REQUIRED TASK: How many of the lines contain the string "Republican"? Give the number, with no other words.
══════════════════════════════
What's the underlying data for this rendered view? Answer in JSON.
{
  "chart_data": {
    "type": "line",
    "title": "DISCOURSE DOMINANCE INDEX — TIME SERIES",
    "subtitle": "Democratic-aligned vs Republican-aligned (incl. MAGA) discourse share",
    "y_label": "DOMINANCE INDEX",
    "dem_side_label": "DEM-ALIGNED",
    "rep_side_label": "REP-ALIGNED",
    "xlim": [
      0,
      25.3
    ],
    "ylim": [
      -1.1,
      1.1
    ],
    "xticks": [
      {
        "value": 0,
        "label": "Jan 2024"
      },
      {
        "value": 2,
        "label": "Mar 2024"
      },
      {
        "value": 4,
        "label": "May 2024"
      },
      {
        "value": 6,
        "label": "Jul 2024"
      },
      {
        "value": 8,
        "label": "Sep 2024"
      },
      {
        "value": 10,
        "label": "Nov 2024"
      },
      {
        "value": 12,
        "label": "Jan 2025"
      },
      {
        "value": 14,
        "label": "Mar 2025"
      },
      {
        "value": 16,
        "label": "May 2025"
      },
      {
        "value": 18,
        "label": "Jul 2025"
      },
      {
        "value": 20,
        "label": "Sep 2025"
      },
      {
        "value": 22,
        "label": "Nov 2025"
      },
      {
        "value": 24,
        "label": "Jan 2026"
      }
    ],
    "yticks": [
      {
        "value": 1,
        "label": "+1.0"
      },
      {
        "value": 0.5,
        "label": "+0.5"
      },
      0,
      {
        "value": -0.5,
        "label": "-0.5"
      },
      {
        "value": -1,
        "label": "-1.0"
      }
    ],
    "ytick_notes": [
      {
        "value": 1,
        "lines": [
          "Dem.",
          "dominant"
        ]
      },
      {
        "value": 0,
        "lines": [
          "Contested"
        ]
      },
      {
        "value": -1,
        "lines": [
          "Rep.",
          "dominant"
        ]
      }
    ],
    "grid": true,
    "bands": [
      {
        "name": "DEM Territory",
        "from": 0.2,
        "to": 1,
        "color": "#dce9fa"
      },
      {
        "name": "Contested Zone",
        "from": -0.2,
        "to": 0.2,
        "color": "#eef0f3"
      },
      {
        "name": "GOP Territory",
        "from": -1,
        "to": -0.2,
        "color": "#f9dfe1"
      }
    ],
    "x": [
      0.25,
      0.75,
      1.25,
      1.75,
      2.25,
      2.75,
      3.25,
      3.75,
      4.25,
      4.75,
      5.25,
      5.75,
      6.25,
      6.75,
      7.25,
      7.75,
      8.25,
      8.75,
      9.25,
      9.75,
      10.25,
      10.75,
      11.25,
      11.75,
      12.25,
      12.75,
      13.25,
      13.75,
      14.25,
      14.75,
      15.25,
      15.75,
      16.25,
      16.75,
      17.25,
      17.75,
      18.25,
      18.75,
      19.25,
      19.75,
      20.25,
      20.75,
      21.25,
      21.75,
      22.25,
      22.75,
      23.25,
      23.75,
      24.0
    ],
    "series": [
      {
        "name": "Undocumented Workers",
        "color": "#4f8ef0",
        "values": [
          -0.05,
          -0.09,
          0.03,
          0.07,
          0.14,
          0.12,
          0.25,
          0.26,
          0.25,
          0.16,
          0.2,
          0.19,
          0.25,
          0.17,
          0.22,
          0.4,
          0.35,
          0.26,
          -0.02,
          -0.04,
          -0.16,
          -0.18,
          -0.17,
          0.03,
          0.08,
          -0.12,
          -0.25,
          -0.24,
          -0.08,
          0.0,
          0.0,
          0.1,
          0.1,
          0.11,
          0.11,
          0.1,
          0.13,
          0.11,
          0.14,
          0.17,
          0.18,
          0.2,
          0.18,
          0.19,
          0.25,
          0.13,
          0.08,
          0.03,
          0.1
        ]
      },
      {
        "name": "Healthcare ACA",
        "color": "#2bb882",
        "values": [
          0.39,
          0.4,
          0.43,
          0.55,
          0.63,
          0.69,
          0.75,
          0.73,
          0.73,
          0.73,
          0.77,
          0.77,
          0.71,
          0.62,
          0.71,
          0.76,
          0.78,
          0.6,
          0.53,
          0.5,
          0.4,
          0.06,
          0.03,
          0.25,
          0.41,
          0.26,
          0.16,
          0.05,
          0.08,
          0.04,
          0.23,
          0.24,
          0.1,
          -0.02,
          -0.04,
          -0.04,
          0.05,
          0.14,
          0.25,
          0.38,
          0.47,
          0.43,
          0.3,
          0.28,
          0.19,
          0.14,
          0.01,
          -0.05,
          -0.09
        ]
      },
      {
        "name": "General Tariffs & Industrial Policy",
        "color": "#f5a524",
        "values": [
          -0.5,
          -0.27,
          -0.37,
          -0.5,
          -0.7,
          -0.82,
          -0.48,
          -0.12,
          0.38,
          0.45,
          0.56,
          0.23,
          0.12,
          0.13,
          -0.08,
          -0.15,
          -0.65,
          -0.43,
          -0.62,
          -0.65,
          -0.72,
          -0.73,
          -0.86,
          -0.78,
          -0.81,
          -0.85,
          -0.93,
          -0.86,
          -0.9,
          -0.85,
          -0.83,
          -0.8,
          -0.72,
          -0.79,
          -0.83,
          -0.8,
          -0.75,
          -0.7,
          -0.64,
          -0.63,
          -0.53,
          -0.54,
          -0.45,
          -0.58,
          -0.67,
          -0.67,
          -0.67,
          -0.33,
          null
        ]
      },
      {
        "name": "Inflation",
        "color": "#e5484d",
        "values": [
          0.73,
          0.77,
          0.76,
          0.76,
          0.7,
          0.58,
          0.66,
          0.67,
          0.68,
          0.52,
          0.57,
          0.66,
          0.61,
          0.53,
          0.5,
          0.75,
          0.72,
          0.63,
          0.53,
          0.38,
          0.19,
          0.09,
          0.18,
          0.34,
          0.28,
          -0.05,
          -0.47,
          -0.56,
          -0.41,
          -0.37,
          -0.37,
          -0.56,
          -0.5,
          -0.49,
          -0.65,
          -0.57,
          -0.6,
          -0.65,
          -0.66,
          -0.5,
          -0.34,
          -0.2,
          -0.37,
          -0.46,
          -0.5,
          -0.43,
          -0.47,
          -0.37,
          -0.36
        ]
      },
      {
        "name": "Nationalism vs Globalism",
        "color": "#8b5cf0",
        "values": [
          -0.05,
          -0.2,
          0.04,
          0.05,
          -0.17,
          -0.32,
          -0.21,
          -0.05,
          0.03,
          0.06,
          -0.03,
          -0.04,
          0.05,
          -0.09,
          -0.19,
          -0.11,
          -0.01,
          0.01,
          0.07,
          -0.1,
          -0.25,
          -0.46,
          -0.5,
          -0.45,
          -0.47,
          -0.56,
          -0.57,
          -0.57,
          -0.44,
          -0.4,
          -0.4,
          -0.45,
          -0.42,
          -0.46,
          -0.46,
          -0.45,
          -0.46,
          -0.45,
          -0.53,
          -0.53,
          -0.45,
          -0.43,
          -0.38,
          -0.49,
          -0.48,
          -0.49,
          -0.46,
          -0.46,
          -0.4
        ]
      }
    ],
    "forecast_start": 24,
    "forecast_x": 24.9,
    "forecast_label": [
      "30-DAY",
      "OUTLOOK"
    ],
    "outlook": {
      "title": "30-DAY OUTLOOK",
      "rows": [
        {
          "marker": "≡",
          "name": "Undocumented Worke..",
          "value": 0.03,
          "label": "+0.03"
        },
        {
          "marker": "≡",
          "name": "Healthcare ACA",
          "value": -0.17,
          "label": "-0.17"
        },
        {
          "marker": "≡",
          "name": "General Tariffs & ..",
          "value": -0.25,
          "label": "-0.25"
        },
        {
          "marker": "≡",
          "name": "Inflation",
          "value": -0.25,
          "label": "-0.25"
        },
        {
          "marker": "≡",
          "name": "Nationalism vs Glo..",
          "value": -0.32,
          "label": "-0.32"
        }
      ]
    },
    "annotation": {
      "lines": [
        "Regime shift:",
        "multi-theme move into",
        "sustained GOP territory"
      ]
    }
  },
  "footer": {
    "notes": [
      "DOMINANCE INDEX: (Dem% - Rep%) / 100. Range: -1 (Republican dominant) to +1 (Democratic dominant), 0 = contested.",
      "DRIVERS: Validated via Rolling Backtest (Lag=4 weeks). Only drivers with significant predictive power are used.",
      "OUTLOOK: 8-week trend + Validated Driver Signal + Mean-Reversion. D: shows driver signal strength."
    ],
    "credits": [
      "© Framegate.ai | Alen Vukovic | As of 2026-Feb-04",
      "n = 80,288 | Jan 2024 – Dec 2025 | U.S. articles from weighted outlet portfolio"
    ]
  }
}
══════════════════════════════
FULL OUTPUT: 2